PROBLEM REQUIREMENTS
Please quote every line word for word.

RECORDS SUPPLIED
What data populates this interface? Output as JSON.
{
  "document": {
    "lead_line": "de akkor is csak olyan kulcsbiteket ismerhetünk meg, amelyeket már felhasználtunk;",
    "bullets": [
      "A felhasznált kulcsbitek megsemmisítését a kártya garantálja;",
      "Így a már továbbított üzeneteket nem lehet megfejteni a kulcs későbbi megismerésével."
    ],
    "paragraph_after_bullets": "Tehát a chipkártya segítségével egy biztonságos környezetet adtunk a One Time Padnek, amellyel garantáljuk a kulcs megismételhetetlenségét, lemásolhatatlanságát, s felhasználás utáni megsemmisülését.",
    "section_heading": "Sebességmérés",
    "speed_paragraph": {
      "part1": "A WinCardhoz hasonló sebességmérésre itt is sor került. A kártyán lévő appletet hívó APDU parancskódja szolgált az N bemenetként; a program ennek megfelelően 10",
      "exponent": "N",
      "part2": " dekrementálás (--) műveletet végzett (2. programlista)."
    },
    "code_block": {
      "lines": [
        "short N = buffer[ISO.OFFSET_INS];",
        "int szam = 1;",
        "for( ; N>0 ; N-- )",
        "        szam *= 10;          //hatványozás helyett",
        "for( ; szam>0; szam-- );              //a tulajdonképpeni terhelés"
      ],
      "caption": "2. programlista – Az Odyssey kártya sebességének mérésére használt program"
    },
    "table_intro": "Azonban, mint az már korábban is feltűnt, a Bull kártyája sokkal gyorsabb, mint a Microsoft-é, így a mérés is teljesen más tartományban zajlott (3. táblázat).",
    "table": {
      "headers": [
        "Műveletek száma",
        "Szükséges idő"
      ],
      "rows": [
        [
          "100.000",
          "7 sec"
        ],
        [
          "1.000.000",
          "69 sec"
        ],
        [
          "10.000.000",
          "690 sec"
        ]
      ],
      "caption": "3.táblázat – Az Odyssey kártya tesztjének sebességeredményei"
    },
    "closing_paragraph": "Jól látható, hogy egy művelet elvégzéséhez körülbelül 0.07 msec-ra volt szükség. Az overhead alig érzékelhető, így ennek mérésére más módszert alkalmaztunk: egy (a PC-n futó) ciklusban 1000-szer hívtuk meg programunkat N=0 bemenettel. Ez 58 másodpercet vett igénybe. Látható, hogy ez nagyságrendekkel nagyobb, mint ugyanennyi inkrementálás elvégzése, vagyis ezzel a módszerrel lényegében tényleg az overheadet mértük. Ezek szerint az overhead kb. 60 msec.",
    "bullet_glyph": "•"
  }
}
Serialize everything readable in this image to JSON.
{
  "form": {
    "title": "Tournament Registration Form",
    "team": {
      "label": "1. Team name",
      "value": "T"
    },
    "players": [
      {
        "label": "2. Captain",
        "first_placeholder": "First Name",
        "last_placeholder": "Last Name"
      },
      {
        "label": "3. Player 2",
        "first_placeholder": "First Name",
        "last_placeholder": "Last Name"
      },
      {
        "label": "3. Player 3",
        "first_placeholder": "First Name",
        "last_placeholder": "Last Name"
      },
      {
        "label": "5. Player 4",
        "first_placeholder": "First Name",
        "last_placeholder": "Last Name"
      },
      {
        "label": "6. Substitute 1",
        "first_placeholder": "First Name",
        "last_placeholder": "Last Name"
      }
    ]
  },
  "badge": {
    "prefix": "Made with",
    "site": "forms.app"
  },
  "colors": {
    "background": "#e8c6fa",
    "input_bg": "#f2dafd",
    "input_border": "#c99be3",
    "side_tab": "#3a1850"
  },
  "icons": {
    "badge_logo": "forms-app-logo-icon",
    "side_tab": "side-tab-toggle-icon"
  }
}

ANSWER TO THIS EXERCISE
What data populates this interface? Output as JSON.
{
  "document": {
    "lead_line": "de akkor is csak olyan kulcsbiteket ismerhetünk meg, amelyeket már felhasználtunk;",
    "bullets": [
      "A felhasznált kulcsbitek megsemmisítését a kártya garantálja;",
      "Így a már továbbított üzeneteket nem lehet megfejteni a kulcs későbbi megismerésével."
    ],
    "paragraph_after_bullets": "Tehát a chipkártya segítségével egy biztonságos környezetet adtunk a One Time Padnek, amellyel garantáljuk a kulcs megismételhetetlenségét, lemásolhatatlanságát, s felhasználás utáni megsemmisülését.",
    "section_heading": "Sebességmérés",
    "speed_paragraph": {
      "part1": "A WinCardhoz hasonló sebességmérésre itt is sor került. A kártyán lévő appletet hívó APDU parancskódja szolgált az N bemenetként; a program ennek megfelelően 10",
      "exponent": "N",
      "part2": " dekrementálás (--) műveletet végzett (2. programlista)."
    },
    "code_block": {
      "lines": [
        "short N = buffer[ISO.OFFSET_INS];",
        "int szam = 1;",
        "for( ; N>0 ; N-- )",
        "        szam *= 10;          //hatványozás helyett",
        "for( ; szam>0; szam-- );              //a tulajdonképpeni terhelés"
      ],
      "caption": "2. programlista – Az Odyssey kártya sebességének mérésére használt program"
    },
    "table_intro": "Azonban, mint az már korábban is feltűnt, a Bull kártyája sokkal gyorsabb, mint a Microsoft-é, így a mérés is teljesen más tartományban zajlott (3. táblázat).",
    "table": {
      "headers": [
        "Műveletek száma",
        "Szükséges idő"
      ],
      "rows": [
        [
          "100.000",
          "7 sec"
        ],
        [
          "1.000.000",
          "69 sec"
        ],
        [
          "10.000.000",
          "690 sec"
        ]
      ],
      "caption": "3.táblázat – Az Odyssey kártya tesztjének sebességeredményei"
    },
    "closing_paragraph": "Jól látható, hogy egy művelet elvégzéséhez körülbelül 0.07 msec-ra volt szükség. Az overhead alig érzékelhető, így ennek mérésére más módszert alkalmaztunk: egy (a PC-n futó) ciklusban 1000-szer hívtuk meg programunkat N=0 bemenettel. Ez 58 másodpercet vett igénybe. Látható, hogy ez nagyságrendekkel nagyobb, mint ugyanennyi inkrementálás elvégzése, vagyis ezzel a módszerrel lényegében tényleg az overheadet mértük. Ezek szerint az overhead kb. 60 msec.",
    "bullet_glyph": "•"
  }
}
Serialize everything readable in this image to JSON.
{
  "form": {
    "title": "Tournament Registration Form",
    "team": {
      "label": "1. Team name",
      "value": "T"
    },
    "players": [
      {
        "label": "2. Captain",
        "first_placeholder": "First Name",
        "last_placeholder": "Last Name"
      },
      {
        "label": "3. Player 2",
        "first_placeholder": "First Name",
        "last_placeholder": "Last Name"
      },
      {
        "label": "3. Player 3",
        "first_placeholder": "First Name",
        "last_placeholder": "Last Name"
      },
      {
        "label": "5. Player 4",
        "first_placeholder": "First Name",
        "last_placeholder": "Last Name"
      },
      {
        "label": "6. Substitute 1",
        "first_placeholder": "First Name",
        "last_placeholder": "Last Name"
      }
    ]
  },
  "badge": {
    "prefix": "Made with",
    "site": "forms.app"
  },
  "colors": {
    "background": "#e8c6fa",
    "input_bg": "#f2dafd",
    "input_border": "#c99be3",
    "side_tab": "#3a1850"
  },
  "icons": {
    "badge_logo": "forms-app-logo-icon",
    "side_tab": "side-tab-toggle-icon"
  }
}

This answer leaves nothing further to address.